Material for this task:
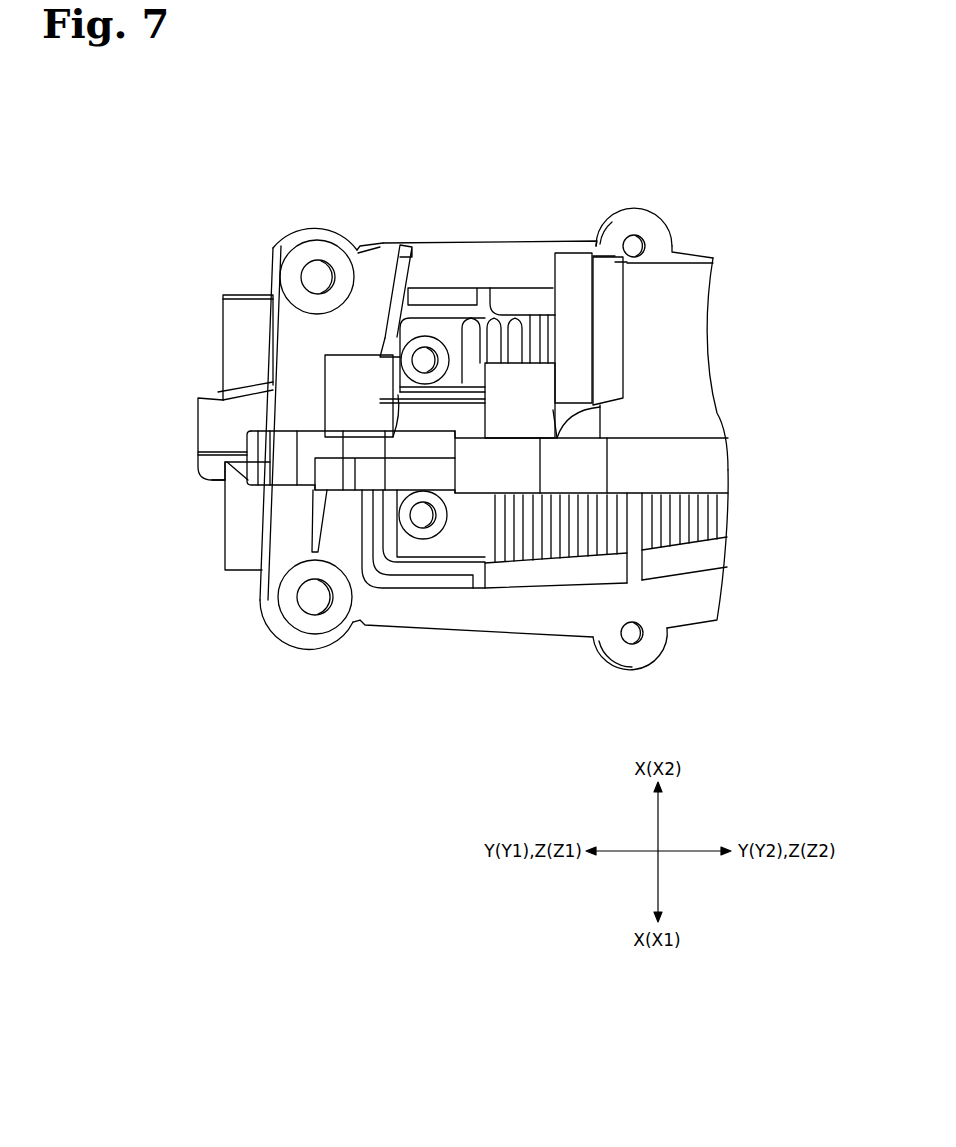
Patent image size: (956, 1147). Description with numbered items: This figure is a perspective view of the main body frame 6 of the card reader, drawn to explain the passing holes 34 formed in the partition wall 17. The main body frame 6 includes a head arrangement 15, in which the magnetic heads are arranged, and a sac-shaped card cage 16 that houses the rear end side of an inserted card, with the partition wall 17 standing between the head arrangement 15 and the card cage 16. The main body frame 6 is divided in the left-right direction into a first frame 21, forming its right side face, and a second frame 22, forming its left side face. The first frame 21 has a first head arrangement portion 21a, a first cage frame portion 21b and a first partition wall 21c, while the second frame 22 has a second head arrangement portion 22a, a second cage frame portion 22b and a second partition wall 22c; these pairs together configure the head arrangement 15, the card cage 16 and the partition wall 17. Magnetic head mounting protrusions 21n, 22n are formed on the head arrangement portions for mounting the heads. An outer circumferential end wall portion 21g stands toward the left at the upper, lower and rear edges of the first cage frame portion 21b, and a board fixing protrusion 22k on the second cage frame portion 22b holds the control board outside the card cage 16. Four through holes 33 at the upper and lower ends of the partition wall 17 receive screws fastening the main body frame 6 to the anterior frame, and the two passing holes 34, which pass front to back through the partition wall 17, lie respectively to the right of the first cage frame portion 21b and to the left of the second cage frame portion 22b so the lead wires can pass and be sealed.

The main body frame 6 is at (661, 133).
The head arrangement 15 is at (171, 441).
The card cage 16 is at (719, 227).
The partition wall 17 is at (377, 242).
The first frame 21 is at (520, 584).
The first partition wall 21c is at (480, 637).
The first head arrangement portion 21a is at (206, 481).
The first cage frame portion 21b is at (487, 440).
The outer circumferential end wall portion 21g is at (663, 438).
The magnetic head mounting protrusion 21n is at (243, 572).
The second frame 22 is at (554, 328).
The second partition wall 22c is at (505, 240).
The second head arrangement portion 22a is at (198, 405).
The second cage frame portion 22b is at (673, 262).
The board fixing protrusion 22k is at (347, 355).
The magnetic head mounting protrusion 22n is at (223, 320).
The through hole 33 is at (318, 277).
The passing hole 34 is at (427, 358).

What you have to do: Copy the lines above word for word, leaving out the picture.

Output below:
Patent image size: (956, 1147). Description with numbered items: This figure is a perspective view of the main body frame 6 of the card reader, drawn to explain the passing holes 34 formed in the partition wall 17. The main body frame 6 includes a head arrangement 15, in which the magnetic heads are arranged, and a sac-shaped card cage 16 that houses the rear end side of an inserted card, with the partition wall 17 standing between the head arrangement 15 and the card cage 16. The main body frame 6 is divided in the left-right direction into a first frame 21, forming its right side face, and a second frame 22, forming its left side face. The first frame 21 has a first head arrangement portion 21a, a first cage frame portion 21b and a first partition wall 21c, while the second frame 22 has a second head arrangement portion 22a, a second cage frame portion 22b and a second partition wall 22c; these pairs together configure the head arrangement 15, the card cage 16 and the partition wall 17. Magnetic head mounting protrusions 21n, 22n are formed on the head arrangement portions for mounting the heads. An outer circumferential end wall portion 21g stands toward the left at the upper, lower and rear edges of the first cage frame portion 21b, and a board fixing protrusion 22k on the second cage frame portion 22b holds the control board outside the card cage 16. Four through holes 33 at the upper and lower ends of the partition wall 17 receive screws fastening the main body frame 6 to the anterior frame, and the two passing holes 34, which pass front to back through the partition wall 17, lie respectively to the right of the first cage frame portion 21b and to the left of the second cage frame portion 22b so the lead wires can pass and be sealed.

The main body frame 6 is at (661, 133).
The head arrangement 15 is at (171, 441).
The card cage 16 is at (719, 227).
The partition wall 17 is at (377, 242).
The first frame 21 is at (520, 584).
The first partition wall 21c is at (480, 637).
The first head arrangement portion 21a is at (206, 481).
The first cage frame portion 21b is at (487, 440).
The outer circumferential end wall portion 21g is at (663, 438).
The magnetic head mounting protrusion 21n is at (243, 572).
The second frame 22 is at (554, 328).
The second partition wall 22c is at (505, 240).
The second head arrangement portion 22a is at (198, 405).
The second cage frame portion 22b is at (673, 262).
The board fixing protrusion 22k is at (347, 355).
The magnetic head mounting protrusion 22n is at (223, 320).
The through hole 33 is at (318, 277).
The passing hole 34 is at (427, 358).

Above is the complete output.